* [What you have to do]: Present each line of the entries below that holds the word "Machines".

* [Dataset excerpts]:
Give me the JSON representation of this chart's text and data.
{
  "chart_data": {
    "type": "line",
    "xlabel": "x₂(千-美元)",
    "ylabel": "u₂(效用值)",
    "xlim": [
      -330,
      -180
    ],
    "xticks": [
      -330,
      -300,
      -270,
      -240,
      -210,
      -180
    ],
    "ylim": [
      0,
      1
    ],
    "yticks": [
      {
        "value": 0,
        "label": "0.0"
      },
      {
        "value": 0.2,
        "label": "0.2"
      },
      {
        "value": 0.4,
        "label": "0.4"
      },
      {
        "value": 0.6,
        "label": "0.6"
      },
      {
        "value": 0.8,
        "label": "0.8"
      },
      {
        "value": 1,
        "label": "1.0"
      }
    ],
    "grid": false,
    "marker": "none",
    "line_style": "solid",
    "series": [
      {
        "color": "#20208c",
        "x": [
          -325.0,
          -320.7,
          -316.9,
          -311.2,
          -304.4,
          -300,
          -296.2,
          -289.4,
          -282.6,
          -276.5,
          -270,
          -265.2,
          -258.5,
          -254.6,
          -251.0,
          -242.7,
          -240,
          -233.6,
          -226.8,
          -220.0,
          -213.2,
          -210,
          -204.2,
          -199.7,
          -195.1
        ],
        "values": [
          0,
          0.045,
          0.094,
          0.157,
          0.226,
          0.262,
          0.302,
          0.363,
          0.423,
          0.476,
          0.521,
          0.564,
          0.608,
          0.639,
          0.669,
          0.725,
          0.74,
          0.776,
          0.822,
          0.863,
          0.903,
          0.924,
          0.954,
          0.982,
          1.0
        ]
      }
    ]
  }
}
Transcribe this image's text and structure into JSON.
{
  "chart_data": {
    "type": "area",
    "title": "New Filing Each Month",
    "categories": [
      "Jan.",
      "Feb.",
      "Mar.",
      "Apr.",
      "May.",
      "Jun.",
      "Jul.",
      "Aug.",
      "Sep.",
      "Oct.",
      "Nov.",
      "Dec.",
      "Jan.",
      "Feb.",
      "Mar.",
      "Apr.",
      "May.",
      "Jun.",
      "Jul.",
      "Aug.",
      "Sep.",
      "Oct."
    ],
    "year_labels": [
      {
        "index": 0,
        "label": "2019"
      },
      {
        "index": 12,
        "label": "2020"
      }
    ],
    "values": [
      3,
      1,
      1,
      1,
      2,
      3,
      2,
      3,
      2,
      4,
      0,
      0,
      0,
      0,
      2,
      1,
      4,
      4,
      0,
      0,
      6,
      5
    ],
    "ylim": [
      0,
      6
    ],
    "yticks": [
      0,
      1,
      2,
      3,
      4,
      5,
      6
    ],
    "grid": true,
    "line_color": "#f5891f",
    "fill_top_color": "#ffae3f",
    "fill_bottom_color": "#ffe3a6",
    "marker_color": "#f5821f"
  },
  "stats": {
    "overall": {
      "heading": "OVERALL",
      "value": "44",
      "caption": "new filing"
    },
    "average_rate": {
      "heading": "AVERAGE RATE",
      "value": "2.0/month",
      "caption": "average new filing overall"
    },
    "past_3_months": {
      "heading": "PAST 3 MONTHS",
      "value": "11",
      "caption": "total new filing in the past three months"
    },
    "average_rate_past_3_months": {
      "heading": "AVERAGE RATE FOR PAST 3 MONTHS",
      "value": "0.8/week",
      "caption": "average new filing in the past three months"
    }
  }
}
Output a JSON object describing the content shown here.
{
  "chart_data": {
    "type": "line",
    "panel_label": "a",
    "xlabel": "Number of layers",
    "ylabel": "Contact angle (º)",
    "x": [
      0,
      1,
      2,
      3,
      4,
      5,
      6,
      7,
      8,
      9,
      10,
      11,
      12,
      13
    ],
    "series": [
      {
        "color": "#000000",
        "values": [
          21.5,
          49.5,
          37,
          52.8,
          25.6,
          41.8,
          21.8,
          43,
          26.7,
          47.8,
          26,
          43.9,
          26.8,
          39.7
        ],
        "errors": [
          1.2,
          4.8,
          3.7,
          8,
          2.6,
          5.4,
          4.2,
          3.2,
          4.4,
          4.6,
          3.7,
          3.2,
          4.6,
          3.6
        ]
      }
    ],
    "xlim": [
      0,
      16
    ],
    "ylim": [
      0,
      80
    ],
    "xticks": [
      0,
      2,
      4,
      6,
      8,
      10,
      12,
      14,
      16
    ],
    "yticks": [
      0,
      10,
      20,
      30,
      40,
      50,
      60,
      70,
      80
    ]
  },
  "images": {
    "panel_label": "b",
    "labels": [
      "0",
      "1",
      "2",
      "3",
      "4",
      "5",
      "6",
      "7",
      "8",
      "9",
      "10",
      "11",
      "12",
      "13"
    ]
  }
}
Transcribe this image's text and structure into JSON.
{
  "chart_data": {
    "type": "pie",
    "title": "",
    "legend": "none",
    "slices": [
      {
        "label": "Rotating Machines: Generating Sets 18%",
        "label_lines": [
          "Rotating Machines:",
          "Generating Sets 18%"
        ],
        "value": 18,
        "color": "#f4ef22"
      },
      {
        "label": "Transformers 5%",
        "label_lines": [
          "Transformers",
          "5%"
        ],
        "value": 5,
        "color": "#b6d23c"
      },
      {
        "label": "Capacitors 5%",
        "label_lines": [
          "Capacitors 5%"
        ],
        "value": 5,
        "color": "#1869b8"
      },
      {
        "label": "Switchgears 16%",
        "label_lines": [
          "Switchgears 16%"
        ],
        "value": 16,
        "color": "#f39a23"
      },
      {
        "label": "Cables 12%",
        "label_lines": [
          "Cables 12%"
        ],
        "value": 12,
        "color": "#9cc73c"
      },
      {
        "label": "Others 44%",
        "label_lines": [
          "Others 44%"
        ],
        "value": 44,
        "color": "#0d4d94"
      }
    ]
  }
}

* [Task solution]:
        "label": "Rotating Machines: Generating Sets 18%",
          "Rotating Machines:",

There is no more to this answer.